↓↓↓

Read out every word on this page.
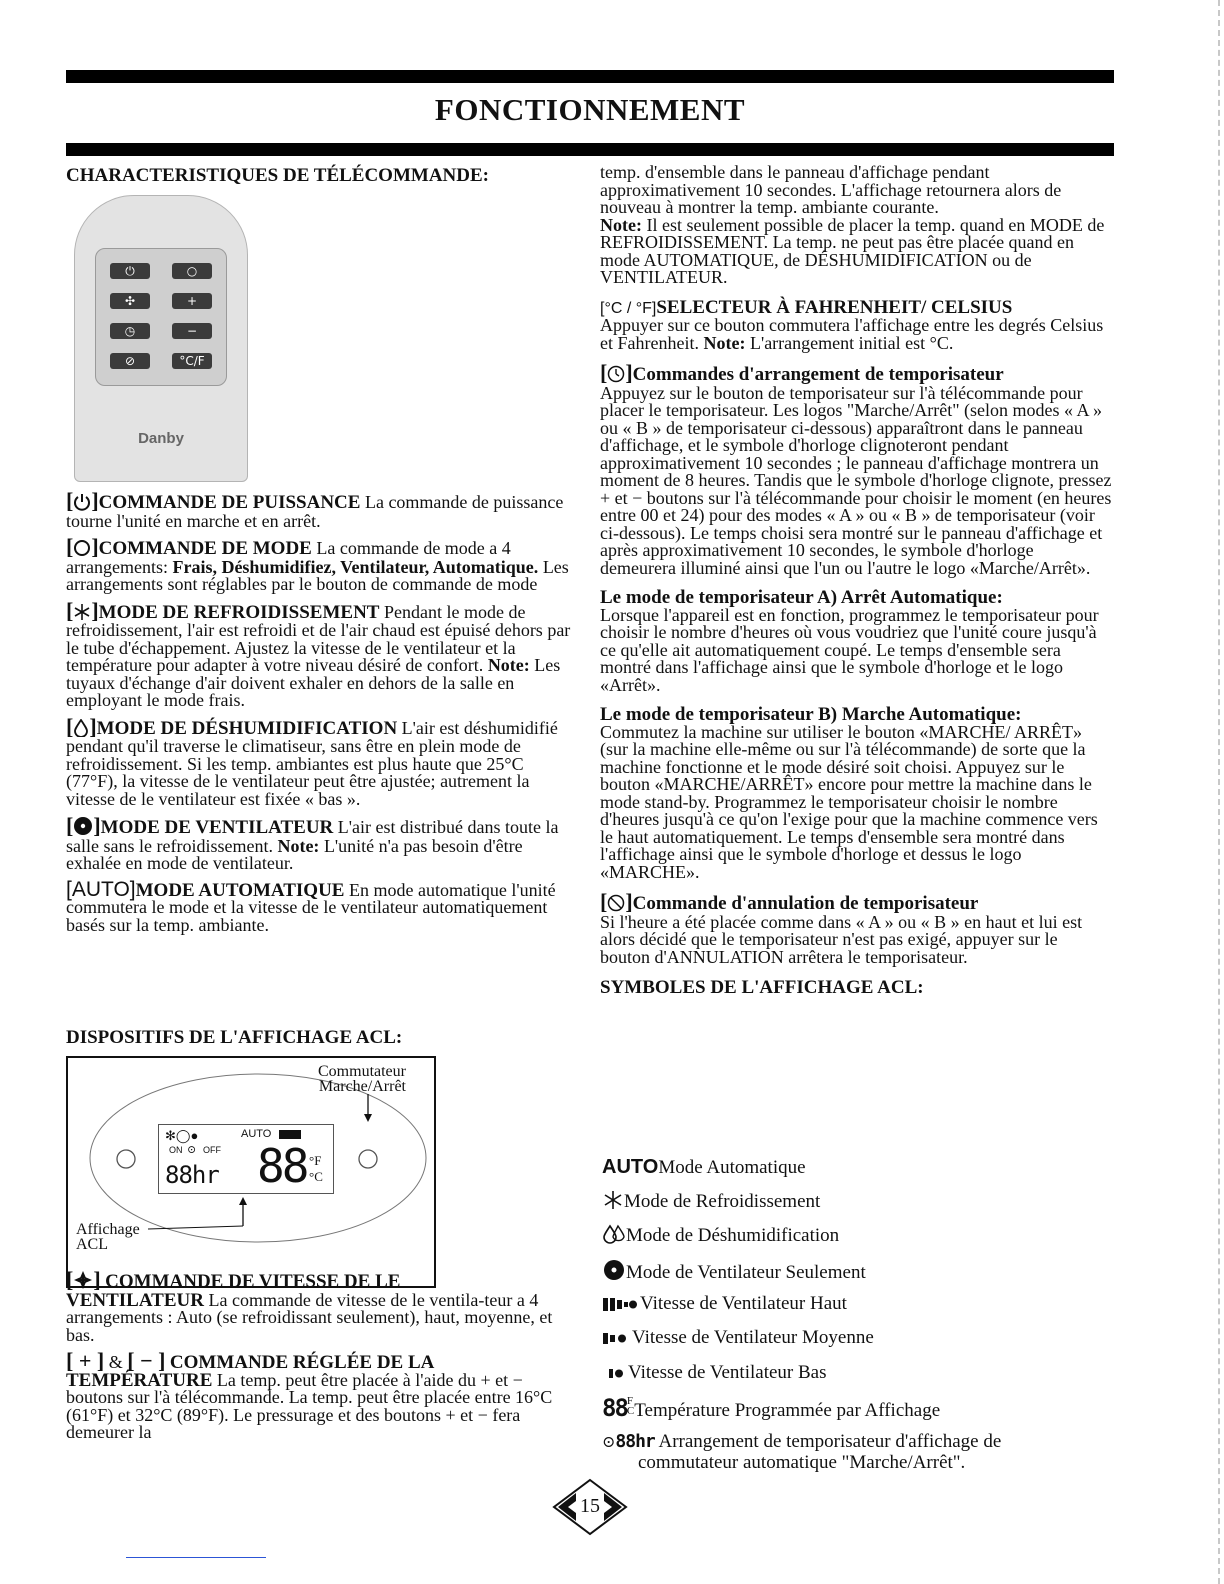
FONCTIONNEMENT
CHARACTERISTIQUES DE TÉLÉCOMMANDE:
⏻	○
✣	+
◷	−
⊘	°C/F
Danby

[ ]COMMANDE DE PUISSANCE La commande de puissance tourne l'unité en marche et en arrêt.

[ ]COMMANDE DE MODE La commande de mode a 4 arrangements: Frais, Déshumidifiez, Ventilateur, Automatique. Les arrangements sont réglables par le bouton de commande de mode

[ ]MODE DE REFROIDISSEMENT Pendant le mode de refroidissement, l'air est refroidi et de l'air chaud est épuisé dehors par le tube d'échappement. Ajustez la vitesse de le ventilateur et la température pour adapter à votre niveau désiré de confort. Note: Les tuyaux d'échange d'air doivent exhaler en dehors de la salle en employant le mode frais.

[ ]MODE DE DÉSHUMIDIFICATION L'air est déshumidifié pendant qu'il traverse le climatiseur, sans être en plein mode de refroidissement. Si les temp. ambiantes est plus haute que 25°C (77°F), la vitesse de le ventilateur peut être ajustée; autrement la vitesse de le ventilateur est fixée « bas ».

[ ]MODE DE VENTILATEUR L'air est distribué dans toute la salle sans le refroidissement. Note: L'unité n'a pas besoin d'être exhalée en mode de ventilateur.

[AUTO]MODE AUTOMATIQUE En mode automatique l'unité commutera le mode et la vitesse de le ventilateur automatiquement basés sur la temp. ambiante.

DISPOSITIFS DE L'AFFICHAGE ACL:
Commutateur
Marche/Arrêt
Affichage
ACL
✻◯●	AUTO
ON ⊙ OFF
88hr 88 °F
°C

[ ] COMMANDE DE VITESSE DE LE
VENTILATEUR La commande de vitesse de le ventila-teur a 4 arrangements : Auto (se refroidissant seulement), haut, moyenne, et bas.

[ + ] & [ − ] COMMANDE RÉGLÉE DE LA
TEMPÉRATURE La temp. peut être placée à l'aide du + et − boutons sur l'à télécommande. La temp. peut être placée entre 16°C (61°F) et 32°C (89°F). Le pressurage et des boutons + et − fera demeurer la

temp. d'ensemble dans le panneau d'affichage pendant approximativement 10 secondes. L'affichage retournera alors de nouveau à montrer la temp. ambiante courante.
Note: Il est seulement possible de placer la temp. quand en MODE de REFROIDISSEMENT. La temp. ne peut pas être placée quand en mode AUTOMATIQUE, de DÉSHUMIDIFICATION ou de VENTILATEUR.

[°C / °F]SELECTEUR À FAHRENHEIT/ CELSIUS
Appuyer sur ce bouton commutera l'affichage entre les degrés Celsius et Fahrenheit. Note: L'arrangement initial est °C.

[ ]Commandes d'arrangement de temporisateur
Appuyez sur le bouton de temporisateur sur l'à télécommande pour placer le temporisateur. Les logos "Marche/Arrêt" (selon modes « A » ou « B » de temporisateur ci-dessous) apparaîtront dans le panneau d'affichage, et le symbole d'horloge clignoteront pendant approximativement 10 secondes ; le panneau d'affichage montrera un moment de 8 heures. Tandis que le symbole d'horloge clignote, pressez + et − boutons sur l'à télécommande pour choisir le moment (en heures entre 00 et 24) pour des modes « A » ou « B » de temporisateur (voir ci-dessous). Le temps choisi sera montré sur le panneau d'affichage et après approximativement 10 secondes, le symbole d'horloge demeurera illuminé ainsi que l'un ou l'autre le logo «Marche/Arrêt».

Le mode de temporisateur A) Arrêt Automatique:
Lorsque l'appareil est en fonction, programmez le temporisateur pour choisir le nombre d'heures où vous voudriez que l'unité coure jusqu'à ce qu'elle ait automatiquement coupé. Le temps d'ensemble sera montré dans l'affichage ainsi que le symbole d'horloge et le logo «Arrêt».

Le mode de temporisateur B) Marche Automatique:
Commutez la machine sur utiliser le bouton «MARCHE/ ARRÊT» (sur la machine elle-même ou sur l'à télécommande) de sorte que la machine fonctionne et le mode désiré soit choisi. Appuyez sur le bouton «MARCHE/ARRÊT» encore pour mettre la machine dans le mode stand-by. Programmez le temporisateur choisir le nombre d'heures jusqu'à ce qu'on l'exige pour que la machine commence vers le haut automatiquement. Le temps d'ensemble sera montré dans l'affichage ainsi que le symbole d'horloge et dessus le logo «MARCHE».

[ ]Commande d'annulation de temporisateur
Si l'heure a été placée comme dans « A » ou « B » en haut et lui est alors décidé que le temporisateur n'est pas exigé, appuyer sur le bouton d'ANNULATION arrêtera le temporisateur.

SYMBOLES DE L'AFFICHAGE ACL:

AUTOMode Automatique
Mode de Refroidissement
Mode de Déshumidification
Mode de Ventilateur Seulement
Vitesse de Ventilateur Haut
Vitesse de Ventilateur Moyenne
Vitesse de Ventilateur Bas
88F
CTempérature Programmée par Affichage
⊙88hr Arrangement de temporisateur d'affichage de
commutateur automatique "Marche/Arrêt".
15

↑↑↑

**To be done:** Write the number of lines containing the word "commutera" and nothing besides it.

**Task answer:** 2